§ **Exercise goal**
From the listing below, select every line where the word "bright" appears.

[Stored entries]
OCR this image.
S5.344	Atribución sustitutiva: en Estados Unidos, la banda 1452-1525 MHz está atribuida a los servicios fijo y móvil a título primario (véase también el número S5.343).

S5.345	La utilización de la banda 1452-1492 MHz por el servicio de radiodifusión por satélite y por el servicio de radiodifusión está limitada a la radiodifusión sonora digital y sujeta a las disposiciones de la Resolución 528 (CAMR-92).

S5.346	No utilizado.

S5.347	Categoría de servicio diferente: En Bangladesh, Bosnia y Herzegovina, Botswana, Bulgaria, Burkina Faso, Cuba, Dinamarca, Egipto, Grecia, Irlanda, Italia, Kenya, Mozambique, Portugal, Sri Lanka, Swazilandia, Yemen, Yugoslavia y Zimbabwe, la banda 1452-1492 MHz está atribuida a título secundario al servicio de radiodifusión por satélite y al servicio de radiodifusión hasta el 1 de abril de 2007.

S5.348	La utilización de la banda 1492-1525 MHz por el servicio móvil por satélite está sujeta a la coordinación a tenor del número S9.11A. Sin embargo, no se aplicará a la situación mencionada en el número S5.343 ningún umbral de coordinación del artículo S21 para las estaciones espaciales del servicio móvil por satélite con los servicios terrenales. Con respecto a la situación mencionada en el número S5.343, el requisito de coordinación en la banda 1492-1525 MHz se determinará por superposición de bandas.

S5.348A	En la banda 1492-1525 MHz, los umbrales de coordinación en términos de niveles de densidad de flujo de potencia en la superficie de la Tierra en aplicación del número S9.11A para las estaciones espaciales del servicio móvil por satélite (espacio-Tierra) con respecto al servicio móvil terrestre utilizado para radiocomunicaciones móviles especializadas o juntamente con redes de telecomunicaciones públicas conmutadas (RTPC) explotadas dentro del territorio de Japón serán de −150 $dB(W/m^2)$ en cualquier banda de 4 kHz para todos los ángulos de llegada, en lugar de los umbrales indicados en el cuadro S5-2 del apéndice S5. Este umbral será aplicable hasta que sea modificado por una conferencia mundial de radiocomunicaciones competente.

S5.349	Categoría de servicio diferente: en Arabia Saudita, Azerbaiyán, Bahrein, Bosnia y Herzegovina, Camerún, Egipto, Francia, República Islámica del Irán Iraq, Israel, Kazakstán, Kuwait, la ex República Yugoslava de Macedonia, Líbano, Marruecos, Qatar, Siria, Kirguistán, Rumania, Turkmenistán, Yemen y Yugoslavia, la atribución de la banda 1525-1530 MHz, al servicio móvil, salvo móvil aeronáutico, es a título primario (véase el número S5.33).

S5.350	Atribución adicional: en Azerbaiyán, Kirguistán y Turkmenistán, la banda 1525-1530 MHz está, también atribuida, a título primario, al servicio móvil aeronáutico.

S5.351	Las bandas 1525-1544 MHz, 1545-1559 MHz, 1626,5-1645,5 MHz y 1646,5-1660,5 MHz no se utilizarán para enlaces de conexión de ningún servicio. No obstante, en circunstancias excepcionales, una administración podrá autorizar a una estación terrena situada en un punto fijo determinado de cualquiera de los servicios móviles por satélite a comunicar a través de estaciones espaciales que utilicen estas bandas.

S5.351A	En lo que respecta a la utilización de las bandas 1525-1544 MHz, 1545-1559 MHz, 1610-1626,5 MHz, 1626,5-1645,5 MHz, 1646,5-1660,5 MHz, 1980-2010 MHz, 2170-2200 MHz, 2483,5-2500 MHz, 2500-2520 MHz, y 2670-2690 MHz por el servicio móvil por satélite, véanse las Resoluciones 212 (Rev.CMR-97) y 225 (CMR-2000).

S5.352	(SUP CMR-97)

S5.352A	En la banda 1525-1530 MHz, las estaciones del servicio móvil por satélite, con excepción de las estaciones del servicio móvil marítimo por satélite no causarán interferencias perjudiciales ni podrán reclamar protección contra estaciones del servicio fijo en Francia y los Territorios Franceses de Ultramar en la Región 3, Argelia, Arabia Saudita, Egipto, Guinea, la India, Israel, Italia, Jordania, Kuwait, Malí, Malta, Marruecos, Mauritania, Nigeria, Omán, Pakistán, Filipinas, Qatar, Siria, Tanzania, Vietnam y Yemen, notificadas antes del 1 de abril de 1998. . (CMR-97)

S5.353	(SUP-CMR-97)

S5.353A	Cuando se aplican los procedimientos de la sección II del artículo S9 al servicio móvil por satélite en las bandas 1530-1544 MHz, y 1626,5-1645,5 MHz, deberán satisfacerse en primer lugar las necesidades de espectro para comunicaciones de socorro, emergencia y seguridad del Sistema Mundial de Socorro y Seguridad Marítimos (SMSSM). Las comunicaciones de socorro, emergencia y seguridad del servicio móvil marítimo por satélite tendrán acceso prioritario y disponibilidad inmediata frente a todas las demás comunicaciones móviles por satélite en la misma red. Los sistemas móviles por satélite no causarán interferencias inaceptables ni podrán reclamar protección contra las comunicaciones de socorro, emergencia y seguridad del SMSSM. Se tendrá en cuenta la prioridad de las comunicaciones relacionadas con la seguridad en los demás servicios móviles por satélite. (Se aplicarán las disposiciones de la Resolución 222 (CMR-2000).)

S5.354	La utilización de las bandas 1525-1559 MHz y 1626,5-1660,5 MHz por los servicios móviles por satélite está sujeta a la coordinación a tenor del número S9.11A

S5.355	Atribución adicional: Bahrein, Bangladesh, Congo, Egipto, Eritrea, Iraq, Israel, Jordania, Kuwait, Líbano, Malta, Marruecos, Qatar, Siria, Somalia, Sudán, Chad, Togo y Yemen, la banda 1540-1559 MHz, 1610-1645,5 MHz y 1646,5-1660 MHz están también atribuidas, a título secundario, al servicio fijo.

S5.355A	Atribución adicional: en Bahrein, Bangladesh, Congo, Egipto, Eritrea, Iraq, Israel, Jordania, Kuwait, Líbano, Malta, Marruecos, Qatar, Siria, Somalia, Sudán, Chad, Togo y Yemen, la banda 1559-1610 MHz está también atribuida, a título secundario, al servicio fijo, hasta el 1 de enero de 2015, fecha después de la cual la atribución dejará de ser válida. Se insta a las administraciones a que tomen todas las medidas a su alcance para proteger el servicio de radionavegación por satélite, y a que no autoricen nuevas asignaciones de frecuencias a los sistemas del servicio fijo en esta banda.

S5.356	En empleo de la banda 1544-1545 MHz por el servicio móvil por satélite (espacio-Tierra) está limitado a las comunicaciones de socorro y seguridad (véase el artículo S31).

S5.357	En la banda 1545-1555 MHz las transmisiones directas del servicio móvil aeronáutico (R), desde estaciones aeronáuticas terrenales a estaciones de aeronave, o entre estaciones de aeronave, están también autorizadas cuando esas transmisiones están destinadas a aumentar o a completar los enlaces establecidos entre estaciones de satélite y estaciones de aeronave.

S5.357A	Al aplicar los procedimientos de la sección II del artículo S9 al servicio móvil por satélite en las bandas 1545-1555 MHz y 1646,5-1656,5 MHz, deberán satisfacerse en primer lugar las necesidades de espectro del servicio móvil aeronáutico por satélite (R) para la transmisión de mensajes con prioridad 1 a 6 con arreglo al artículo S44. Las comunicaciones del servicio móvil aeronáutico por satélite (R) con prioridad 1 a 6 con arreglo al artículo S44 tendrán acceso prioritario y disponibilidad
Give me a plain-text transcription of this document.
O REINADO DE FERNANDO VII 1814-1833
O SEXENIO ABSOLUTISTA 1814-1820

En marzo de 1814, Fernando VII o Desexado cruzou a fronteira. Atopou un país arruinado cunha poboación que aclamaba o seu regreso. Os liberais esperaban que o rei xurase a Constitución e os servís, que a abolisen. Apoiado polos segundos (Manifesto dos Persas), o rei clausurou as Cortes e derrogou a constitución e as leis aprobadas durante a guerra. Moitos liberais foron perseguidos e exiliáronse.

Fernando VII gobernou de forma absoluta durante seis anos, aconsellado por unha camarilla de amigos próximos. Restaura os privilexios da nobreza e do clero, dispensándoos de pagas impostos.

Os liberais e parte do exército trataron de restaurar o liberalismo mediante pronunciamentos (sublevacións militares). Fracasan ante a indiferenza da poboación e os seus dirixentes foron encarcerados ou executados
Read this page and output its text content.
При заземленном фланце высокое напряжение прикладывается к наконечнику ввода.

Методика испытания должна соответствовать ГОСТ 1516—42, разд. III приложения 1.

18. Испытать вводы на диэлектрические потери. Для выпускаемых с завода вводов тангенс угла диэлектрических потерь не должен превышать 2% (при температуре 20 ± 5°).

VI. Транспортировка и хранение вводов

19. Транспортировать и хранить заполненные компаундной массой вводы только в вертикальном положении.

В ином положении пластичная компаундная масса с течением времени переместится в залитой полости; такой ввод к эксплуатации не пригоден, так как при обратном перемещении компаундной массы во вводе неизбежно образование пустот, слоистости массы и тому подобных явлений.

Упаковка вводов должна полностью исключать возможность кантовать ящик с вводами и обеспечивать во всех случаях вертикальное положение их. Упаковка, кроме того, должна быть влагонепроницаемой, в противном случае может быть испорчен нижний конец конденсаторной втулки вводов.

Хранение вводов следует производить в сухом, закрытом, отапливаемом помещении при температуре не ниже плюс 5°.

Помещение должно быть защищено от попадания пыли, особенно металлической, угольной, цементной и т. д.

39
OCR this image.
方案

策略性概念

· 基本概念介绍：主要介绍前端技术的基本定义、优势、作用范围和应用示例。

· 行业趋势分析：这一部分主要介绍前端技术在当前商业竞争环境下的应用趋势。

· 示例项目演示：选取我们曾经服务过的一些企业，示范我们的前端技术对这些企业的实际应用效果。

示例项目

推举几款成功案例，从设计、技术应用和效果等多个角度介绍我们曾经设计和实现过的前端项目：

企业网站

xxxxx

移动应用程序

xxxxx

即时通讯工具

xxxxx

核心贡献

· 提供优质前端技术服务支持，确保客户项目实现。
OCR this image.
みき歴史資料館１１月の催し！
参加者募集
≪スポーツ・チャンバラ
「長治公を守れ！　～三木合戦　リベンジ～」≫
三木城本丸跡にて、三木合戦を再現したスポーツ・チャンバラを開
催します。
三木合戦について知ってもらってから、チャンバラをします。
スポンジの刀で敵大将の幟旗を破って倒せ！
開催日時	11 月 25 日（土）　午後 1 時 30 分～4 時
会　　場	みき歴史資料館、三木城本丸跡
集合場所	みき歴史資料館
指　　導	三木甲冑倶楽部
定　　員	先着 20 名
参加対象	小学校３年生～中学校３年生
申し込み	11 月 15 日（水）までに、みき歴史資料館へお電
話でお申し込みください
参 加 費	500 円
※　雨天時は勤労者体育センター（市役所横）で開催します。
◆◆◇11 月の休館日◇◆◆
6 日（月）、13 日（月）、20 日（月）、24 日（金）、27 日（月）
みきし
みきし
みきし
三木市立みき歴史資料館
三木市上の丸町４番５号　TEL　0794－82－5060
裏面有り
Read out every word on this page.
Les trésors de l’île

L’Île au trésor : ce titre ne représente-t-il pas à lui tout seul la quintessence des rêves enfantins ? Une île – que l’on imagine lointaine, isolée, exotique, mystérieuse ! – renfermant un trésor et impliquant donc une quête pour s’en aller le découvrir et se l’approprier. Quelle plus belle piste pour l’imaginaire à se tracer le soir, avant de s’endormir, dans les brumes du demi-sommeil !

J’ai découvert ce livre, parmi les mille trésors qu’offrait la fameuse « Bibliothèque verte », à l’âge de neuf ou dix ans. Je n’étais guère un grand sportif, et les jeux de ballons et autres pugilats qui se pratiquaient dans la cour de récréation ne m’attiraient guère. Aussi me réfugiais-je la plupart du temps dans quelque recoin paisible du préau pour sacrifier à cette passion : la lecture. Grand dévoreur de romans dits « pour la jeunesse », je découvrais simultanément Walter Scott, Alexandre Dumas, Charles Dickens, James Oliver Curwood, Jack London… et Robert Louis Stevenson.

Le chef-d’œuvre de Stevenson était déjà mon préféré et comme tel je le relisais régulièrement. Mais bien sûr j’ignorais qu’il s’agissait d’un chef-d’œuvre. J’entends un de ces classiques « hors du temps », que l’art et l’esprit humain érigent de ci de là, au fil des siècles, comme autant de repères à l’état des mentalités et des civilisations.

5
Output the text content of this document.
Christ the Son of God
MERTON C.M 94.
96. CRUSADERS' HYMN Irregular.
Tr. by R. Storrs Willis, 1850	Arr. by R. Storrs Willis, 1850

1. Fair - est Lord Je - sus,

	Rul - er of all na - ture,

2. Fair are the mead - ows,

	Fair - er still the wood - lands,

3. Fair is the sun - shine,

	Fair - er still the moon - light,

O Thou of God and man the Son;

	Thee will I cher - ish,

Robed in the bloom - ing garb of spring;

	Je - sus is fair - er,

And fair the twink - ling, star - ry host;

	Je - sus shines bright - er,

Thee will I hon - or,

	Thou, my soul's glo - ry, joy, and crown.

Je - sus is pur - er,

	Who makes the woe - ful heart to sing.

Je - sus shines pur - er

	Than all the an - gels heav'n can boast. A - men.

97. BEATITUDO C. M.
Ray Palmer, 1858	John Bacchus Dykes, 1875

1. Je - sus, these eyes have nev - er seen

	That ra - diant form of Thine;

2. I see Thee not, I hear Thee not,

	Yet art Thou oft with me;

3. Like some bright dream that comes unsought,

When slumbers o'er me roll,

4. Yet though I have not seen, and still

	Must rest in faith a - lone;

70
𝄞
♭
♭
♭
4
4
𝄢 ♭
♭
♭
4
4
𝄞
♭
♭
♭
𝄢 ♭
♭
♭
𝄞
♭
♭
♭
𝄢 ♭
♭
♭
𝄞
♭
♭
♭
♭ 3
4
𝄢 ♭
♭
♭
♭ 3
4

§ **Exercise solution**
	Je - sus shines bright - er,
3. Like some bright dream that comes unsought,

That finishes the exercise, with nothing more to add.